The entire listing is to be repeated verbatim.
···
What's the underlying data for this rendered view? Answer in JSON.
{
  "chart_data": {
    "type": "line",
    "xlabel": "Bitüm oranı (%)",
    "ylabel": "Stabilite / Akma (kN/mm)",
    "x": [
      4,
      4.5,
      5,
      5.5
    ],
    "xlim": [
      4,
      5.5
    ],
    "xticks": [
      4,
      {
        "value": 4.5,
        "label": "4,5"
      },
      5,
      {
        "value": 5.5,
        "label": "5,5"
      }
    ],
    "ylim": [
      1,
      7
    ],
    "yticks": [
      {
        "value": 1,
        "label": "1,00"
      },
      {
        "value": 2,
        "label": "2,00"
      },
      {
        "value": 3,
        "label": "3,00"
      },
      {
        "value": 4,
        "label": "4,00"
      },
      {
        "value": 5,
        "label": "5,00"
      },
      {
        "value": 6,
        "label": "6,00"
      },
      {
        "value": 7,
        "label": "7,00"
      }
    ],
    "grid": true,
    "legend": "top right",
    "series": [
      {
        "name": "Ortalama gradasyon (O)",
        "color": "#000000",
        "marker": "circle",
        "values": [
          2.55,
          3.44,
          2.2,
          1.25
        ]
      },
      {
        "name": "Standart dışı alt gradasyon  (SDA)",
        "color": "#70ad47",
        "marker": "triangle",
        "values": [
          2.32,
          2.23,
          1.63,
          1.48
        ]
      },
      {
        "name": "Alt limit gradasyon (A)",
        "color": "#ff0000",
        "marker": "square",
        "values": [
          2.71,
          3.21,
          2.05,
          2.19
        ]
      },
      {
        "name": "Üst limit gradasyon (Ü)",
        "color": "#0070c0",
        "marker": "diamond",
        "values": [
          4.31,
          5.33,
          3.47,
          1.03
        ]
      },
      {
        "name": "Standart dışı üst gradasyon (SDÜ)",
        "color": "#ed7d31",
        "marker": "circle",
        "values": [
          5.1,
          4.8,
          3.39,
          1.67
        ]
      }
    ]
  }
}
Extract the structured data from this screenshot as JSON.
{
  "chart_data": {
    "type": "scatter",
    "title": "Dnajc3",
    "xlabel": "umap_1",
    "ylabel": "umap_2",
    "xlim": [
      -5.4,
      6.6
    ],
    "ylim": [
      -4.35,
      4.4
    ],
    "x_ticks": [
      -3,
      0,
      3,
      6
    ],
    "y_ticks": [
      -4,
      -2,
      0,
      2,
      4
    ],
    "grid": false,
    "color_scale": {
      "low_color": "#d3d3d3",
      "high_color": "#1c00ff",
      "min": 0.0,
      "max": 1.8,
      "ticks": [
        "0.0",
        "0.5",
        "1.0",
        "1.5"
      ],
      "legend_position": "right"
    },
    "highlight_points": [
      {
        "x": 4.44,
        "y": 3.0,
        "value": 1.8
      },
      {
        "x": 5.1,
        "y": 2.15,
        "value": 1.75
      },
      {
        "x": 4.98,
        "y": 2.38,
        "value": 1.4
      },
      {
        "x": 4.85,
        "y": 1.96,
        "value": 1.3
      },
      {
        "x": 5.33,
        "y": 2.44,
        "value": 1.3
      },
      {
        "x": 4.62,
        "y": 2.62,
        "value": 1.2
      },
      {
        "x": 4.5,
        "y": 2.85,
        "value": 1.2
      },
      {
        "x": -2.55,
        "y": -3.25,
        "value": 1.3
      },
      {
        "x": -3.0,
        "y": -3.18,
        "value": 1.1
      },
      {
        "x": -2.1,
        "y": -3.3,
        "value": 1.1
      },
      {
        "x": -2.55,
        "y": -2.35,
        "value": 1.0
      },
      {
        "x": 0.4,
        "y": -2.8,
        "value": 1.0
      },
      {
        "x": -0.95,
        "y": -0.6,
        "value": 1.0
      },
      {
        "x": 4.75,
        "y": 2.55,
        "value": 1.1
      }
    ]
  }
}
···
* [Output of the task]
What's the underlying data for this rendered view? Answer in JSON.
{
  "chart_data": {
    "type": "line",
    "xlabel": "Bitüm oranı (%)",
    "ylabel": "Stabilite / Akma (kN/mm)",
    "x": [
      4,
      4.5,
      5,
      5.5
    ],
    "xlim": [
      4,
      5.5
    ],
    "xticks": [
      4,
      {
        "value": 4.5,
        "label": "4,5"
      },
      5,
      {
        "value": 5.5,
        "label": "5,5"
      }
    ],
    "ylim": [
      1,
      7
    ],
    "yticks": [
      {
        "value": 1,
        "label": "1,00"
      },
      {
        "value": 2,
        "label": "2,00"
      },
      {
        "value": 3,
        "label": "3,00"
      },
      {
        "value": 4,
        "label": "4,00"
      },
      {
        "value": 5,
        "label": "5,00"
      },
      {
        "value": 6,
        "label": "6,00"
      },
      {
        "value": 7,
        "label": "7,00"
      }
    ],
    "grid": true,
    "legend": "top right",
    "series": [
      {
        "name": "Ortalama gradasyon (O)",
        "color": "#000000",
        "marker": "circle",
        "values": [
          2.55,
          3.44,
          2.2,
          1.25
        ]
      },
      {
        "name": "Standart dışı alt gradasyon  (SDA)",
        "color": "#70ad47",
        "marker": "triangle",
        "values": [
          2.32,
          2.23,
          1.63,
          1.48
        ]
      },
      {
        "name": "Alt limit gradasyon (A)",
        "color": "#ff0000",
        "marker": "square",
        "values": [
          2.71,
          3.21,
          2.05,
          2.19
        ]
      },
      {
        "name": "Üst limit gradasyon (Ü)",
        "color": "#0070c0",
        "marker": "diamond",
        "values": [
          4.31,
          5.33,
          3.47,
          1.03
        ]
      },
      {
        "name": "Standart dışı üst gradasyon (SDÜ)",
        "color": "#ed7d31",
        "marker": "circle",
        "values": [
          5.1,
          4.8,
          3.39,
          1.67
        ]
      }
    ]
  }
}
Extract the structured data from this screenshot as JSON.
{
  "chart_data": {
    "type": "scatter",
    "title": "Dnajc3",
    "xlabel": "umap_1",
    "ylabel": "umap_2",
    "xlim": [
      -5.4,
      6.6
    ],
    "ylim": [
      -4.35,
      4.4
    ],
    "x_ticks": [
      -3,
      0,
      3,
      6
    ],
    "y_ticks": [
      -4,
      -2,
      0,
      2,
      4
    ],
    "grid": false,
    "color_scale": {
      "low_color": "#d3d3d3",
      "high_color": "#1c00ff",
      "min": 0.0,
      "max": 1.8,
      "ticks": [
        "0.0",
        "0.5",
        "1.0",
        "1.5"
      ],
      "legend_position": "right"
    },
    "highlight_points": [
      {
        "x": 4.44,
        "y": 3.0,
        "value": 1.8
      },
      {
        "x": 5.1,
        "y": 2.15,
        "value": 1.75
      },
      {
        "x": 4.98,
        "y": 2.38,
        "value": 1.4
      },
      {
        "x": 4.85,
        "y": 1.96,
        "value": 1.3
      },
      {
        "x": 5.33,
        "y": 2.44,
        "value": 1.3
      },
      {
        "x": 4.62,
        "y": 2.62,
        "value": 1.2
      },
      {
        "x": 4.5,
        "y": 2.85,
        "value": 1.2
      },
      {
        "x": -2.55,
        "y": -3.25,
        "value": 1.3
      },
      {
        "x": -3.0,
        "y": -3.18,
        "value": 1.1
      },
      {
        "x": -2.1,
        "y": -3.3,
        "value": 1.1
      },
      {
        "x": -2.55,
        "y": -2.35,
        "value": 1.0
      },
      {
        "x": 0.4,
        "y": -2.8,
        "value": 1.0
      },
      {
        "x": -0.95,
        "y": -0.6,
        "value": 1.0
      },
      {
        "x": 4.75,
        "y": 2.55,
        "value": 1.1
      }
    ]
  }
}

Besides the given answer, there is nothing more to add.